Aim of the exercise -
Below is a block of records. Copy every line in it that contains the word "JSON".
# Start of Dataset entries
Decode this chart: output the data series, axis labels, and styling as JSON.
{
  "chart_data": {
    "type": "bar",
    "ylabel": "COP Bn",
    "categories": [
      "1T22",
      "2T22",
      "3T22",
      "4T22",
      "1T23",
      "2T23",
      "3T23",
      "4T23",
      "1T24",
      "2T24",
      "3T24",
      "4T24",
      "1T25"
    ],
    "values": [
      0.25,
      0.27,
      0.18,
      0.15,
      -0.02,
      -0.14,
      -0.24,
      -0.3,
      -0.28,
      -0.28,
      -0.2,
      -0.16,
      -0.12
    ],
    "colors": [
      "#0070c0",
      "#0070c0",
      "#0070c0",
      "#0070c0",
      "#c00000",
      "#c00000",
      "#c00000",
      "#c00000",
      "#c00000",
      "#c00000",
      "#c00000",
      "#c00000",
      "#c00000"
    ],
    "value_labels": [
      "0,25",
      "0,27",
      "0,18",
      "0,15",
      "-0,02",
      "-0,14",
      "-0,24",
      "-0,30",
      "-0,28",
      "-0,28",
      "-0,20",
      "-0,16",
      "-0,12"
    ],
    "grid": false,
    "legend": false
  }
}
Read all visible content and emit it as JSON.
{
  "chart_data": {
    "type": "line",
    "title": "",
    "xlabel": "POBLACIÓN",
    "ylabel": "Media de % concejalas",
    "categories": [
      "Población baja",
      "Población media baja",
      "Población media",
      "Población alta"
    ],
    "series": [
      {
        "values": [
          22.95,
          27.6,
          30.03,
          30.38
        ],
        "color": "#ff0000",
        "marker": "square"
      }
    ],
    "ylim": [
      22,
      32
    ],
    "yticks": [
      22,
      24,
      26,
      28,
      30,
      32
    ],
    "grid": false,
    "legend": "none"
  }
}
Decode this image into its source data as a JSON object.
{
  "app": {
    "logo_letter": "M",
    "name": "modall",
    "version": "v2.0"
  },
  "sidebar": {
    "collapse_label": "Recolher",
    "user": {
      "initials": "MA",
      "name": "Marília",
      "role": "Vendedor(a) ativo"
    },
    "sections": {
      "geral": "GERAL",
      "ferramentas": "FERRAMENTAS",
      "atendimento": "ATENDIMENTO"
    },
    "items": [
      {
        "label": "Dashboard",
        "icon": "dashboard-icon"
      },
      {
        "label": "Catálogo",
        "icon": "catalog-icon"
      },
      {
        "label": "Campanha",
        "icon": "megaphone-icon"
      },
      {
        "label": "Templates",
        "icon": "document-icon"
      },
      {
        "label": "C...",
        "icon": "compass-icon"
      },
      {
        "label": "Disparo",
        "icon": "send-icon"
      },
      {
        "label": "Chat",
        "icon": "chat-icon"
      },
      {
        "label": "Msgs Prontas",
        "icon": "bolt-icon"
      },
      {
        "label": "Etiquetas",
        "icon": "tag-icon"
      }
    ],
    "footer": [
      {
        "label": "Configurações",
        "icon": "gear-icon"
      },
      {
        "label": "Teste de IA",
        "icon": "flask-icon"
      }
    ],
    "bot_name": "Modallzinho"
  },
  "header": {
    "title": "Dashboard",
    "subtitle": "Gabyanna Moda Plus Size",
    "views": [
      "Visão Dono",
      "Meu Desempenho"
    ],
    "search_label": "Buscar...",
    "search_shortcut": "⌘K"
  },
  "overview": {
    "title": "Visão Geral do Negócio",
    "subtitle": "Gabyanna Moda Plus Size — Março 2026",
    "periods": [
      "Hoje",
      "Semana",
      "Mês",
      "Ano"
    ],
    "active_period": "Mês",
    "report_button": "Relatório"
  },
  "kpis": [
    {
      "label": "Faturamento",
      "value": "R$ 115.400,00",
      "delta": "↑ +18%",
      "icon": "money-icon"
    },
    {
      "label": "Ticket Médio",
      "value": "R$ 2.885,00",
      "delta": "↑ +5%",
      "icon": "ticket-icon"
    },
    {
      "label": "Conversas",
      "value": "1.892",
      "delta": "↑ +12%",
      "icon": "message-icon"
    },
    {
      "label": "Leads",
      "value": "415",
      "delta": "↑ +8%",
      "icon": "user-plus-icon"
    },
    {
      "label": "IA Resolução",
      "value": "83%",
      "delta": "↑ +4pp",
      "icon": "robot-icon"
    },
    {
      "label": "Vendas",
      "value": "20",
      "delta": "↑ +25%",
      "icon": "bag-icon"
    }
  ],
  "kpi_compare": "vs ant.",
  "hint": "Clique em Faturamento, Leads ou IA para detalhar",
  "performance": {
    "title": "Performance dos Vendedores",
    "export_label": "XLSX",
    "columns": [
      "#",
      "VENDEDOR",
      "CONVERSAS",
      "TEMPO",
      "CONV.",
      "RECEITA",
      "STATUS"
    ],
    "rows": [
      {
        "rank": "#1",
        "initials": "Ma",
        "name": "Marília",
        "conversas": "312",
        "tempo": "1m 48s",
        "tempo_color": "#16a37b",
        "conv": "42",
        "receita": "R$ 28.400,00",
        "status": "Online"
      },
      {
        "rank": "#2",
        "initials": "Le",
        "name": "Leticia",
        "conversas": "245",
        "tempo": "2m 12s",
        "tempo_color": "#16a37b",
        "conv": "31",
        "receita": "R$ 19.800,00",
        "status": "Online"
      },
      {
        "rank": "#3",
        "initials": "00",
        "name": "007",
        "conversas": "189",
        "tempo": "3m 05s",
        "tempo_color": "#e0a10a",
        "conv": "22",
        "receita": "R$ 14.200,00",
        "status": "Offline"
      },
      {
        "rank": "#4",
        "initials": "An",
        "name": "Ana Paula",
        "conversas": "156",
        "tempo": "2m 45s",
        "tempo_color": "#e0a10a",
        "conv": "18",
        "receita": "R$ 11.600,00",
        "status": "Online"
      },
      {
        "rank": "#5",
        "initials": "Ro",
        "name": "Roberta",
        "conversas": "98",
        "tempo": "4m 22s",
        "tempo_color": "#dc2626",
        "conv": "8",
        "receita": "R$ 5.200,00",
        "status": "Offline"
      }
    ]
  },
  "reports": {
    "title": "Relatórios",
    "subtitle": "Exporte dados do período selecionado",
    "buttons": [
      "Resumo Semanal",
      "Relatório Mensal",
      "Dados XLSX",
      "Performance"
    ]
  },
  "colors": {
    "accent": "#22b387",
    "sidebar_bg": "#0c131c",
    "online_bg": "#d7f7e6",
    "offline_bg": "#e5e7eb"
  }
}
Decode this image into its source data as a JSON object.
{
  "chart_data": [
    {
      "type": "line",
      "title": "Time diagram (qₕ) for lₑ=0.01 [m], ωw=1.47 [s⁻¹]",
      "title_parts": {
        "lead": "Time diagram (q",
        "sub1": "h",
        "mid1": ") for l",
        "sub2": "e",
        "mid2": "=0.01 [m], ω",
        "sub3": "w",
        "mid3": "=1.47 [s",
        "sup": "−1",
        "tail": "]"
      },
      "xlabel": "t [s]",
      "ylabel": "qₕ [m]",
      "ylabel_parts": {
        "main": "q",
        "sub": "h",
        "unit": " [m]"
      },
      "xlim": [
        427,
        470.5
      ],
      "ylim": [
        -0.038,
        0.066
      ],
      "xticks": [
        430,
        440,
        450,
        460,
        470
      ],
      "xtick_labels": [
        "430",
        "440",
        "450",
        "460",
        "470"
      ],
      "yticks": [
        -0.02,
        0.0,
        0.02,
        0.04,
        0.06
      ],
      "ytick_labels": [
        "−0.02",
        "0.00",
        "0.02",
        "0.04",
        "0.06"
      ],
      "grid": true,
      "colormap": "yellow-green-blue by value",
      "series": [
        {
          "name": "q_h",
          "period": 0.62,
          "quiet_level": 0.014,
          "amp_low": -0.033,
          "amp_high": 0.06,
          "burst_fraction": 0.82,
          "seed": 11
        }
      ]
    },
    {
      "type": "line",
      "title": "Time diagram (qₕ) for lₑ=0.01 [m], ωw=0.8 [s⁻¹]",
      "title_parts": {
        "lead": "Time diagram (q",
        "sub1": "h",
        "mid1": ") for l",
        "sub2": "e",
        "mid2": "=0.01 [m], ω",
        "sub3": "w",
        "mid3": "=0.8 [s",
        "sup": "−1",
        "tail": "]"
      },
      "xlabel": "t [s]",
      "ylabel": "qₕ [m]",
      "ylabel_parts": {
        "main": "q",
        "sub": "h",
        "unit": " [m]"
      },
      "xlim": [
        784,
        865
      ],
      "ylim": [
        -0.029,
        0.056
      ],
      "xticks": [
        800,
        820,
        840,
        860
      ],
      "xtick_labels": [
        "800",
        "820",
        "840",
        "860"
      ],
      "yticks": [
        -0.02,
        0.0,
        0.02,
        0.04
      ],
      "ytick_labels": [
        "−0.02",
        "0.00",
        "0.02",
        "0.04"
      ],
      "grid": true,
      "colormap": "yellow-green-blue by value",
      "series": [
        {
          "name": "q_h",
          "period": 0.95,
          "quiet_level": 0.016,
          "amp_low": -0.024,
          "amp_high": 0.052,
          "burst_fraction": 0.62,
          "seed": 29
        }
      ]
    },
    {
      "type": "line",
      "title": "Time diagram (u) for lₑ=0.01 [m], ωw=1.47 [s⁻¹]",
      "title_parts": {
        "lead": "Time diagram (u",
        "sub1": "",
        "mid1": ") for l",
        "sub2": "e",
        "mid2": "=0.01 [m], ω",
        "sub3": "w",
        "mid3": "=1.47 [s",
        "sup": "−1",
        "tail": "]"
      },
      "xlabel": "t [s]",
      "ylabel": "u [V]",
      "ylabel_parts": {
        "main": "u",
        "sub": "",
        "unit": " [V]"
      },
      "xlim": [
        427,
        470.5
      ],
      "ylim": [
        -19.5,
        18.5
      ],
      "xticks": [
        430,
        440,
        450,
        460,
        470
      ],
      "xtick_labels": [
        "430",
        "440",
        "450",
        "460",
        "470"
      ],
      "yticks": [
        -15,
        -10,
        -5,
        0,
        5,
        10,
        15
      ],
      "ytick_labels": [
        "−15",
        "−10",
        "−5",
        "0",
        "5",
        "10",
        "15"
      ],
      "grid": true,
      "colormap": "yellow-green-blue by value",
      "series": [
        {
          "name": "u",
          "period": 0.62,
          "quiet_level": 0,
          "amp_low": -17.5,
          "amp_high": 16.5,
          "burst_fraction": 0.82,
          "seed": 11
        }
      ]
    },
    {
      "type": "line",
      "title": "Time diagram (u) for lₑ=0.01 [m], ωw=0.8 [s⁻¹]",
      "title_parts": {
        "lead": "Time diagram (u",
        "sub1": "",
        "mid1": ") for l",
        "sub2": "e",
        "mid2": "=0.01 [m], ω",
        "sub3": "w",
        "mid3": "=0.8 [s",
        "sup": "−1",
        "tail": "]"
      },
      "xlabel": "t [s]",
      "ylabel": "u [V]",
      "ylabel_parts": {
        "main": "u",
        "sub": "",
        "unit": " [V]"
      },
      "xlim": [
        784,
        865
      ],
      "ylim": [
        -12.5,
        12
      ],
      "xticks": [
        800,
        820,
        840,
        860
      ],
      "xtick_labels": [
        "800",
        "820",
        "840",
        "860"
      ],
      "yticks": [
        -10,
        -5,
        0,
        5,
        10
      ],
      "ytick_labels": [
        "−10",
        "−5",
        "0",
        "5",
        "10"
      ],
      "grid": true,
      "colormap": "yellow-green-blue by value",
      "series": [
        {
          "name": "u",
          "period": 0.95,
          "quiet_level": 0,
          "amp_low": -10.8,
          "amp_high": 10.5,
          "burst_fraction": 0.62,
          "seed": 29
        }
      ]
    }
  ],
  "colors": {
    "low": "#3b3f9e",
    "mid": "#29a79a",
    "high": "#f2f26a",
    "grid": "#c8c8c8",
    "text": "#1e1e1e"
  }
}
# End of Dataset entries
Problem solution -
Decode this chart: output the data series, axis labels, and styling as JSON.
Read all visible content and emit it as JSON.
Decode this image into its source data as a JSON object.
Decode this image into its source data as a JSON object.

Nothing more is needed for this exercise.